(Dataset begins)
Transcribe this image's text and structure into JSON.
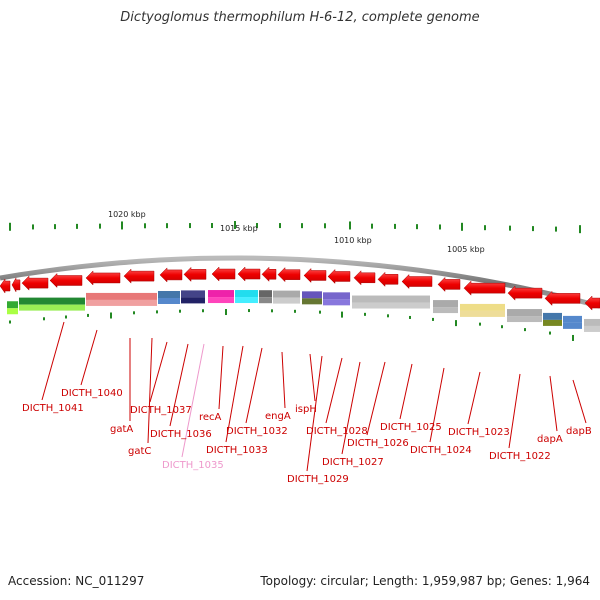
{
  "title": "Dictyoglomus thermophilum H-6-12, complete genome",
  "footer": {
    "accession": "Accession: NC_011297",
    "info": "Topology: circular; Length: 1,959,987 bp; Genes: 1,964"
  },
  "scale_labels": [
    "1020 kbp",
    "1015 kbp",
    "1010 kbp",
    "1005 kbp"
  ],
  "gene_labels": [
    {
      "text": "DICTH_1041",
      "color": "#cc0000"
    },
    {
      "text": "DICTH_1040",
      "color": "#cc0000"
    },
    {
      "text": "gatA",
      "color": "#cc0000"
    },
    {
      "text": "gatC",
      "color": "#cc0000"
    },
    {
      "text": "DICTH_1037",
      "color": "#cc0000"
    },
    {
      "text": "DICTH_1036",
      "color": "#cc0000"
    },
    {
      "text": "DICTH_1035",
      "color": "#ee99cc"
    },
    {
      "text": "recA",
      "color": "#cc0000"
    },
    {
      "text": "DICTH_1033",
      "color": "#cc0000"
    },
    {
      "text": "DICTH_1032",
      "color": "#cc0000"
    },
    {
      "text": "engA",
      "color": "#cc0000"
    },
    {
      "text": "ispH",
      "color": "#cc0000"
    },
    {
      "text": "DICTH_1029",
      "color": "#cc0000"
    },
    {
      "text": "DICTH_1028",
      "color": "#cc0000"
    },
    {
      "text": "DICTH_1027",
      "color": "#cc0000"
    },
    {
      "text": "DICTH_1026",
      "color": "#cc0000"
    },
    {
      "text": "DICTH_1025",
      "color": "#cc0000"
    },
    {
      "text": "DICTH_1024",
      "color": "#cc0000"
    },
    {
      "text": "DICTH_1023",
      "color": "#cc0000"
    },
    {
      "text": "DICTH_1022",
      "color": "#cc0000"
    },
    {
      "text": "dapA",
      "color": "#cc0000"
    },
    {
      "text": "dapB",
      "color": "#cc0000"
    }
  ],
  "colors": {
    "gene_arrow": "#ee0000",
    "backbone": "#888888",
    "tick": "#228822"
  }
}
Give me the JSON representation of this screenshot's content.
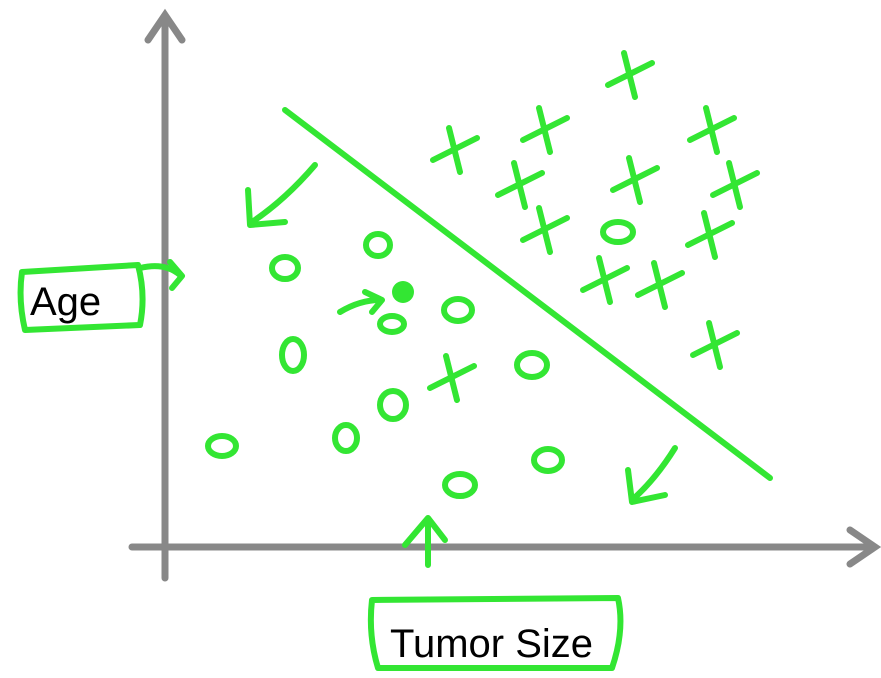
(Dataset ends)
Work instruction – Report every line in the data that holds "this", copying each one.

Exercise solution –
Transcribe this image's text and structure into JSON.
Give me the JSON representation of this screenshot's content.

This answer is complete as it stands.